Goal | Gather all lines with the word "this" in them.

Supplied records |
---+---

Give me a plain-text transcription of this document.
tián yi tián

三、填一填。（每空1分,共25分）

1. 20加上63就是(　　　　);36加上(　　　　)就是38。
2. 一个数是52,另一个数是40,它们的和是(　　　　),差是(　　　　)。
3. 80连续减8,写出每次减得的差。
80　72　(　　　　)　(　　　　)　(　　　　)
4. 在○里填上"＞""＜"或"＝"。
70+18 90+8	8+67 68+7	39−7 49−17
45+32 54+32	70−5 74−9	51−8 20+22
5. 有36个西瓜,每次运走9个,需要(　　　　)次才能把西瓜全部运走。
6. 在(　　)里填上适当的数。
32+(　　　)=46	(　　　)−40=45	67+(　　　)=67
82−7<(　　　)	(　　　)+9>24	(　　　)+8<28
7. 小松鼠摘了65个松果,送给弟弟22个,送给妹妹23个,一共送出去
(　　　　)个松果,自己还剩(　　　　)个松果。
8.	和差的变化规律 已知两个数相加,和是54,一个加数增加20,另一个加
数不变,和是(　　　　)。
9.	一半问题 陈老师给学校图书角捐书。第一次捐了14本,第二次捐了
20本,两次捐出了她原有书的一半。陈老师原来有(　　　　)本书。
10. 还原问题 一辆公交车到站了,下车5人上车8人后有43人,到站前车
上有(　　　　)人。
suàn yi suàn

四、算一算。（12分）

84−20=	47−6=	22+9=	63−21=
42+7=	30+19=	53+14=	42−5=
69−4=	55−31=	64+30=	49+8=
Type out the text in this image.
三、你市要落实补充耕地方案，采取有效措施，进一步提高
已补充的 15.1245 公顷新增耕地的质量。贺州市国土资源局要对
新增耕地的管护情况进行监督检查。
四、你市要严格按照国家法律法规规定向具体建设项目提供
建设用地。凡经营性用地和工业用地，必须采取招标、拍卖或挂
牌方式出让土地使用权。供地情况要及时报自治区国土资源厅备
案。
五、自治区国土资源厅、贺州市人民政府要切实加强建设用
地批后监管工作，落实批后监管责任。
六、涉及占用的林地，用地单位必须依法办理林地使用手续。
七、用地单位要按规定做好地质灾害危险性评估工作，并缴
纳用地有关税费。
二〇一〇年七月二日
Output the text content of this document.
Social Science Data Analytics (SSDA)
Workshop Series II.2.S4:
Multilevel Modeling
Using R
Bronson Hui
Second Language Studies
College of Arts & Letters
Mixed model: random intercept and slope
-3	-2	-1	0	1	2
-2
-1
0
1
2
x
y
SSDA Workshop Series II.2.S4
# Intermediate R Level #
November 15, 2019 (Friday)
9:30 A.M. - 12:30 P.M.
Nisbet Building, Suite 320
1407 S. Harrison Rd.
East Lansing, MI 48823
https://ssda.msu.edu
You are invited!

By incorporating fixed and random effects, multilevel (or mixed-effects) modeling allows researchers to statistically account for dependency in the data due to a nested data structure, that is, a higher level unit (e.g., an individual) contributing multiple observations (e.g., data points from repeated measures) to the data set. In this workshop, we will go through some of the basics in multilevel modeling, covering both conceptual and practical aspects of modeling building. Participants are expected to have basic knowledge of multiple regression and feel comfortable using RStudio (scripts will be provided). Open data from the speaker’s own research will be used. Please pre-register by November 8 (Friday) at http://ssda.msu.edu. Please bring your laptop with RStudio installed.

---+---

Finished exercise |
Give me a plain-text transcription of this document.
Type out the text in this image.
Output the text content of this document.
By incorporating fixed and random effects, multilevel (or mixed-effects) modeling allows researchers to statistically account for dependency in the data due to a nested data structure, that is, a higher level unit (e.g., an individual) contributing multiple observations (e.g., data points from repeated measures) to the data set. In this workshop, we will go through some of the basics in multilevel modeling, covering both conceptual and practical aspects of modeling building. Participants are expected to have basic knowledge of multiple regression and feel comfortable using RStudio (scripts will be provided). Open data from the speaker’s own research will be used. Please pre-register by November 8 (Friday) at http://ssda.msu.edu. Please bring your laptop with RStudio installed.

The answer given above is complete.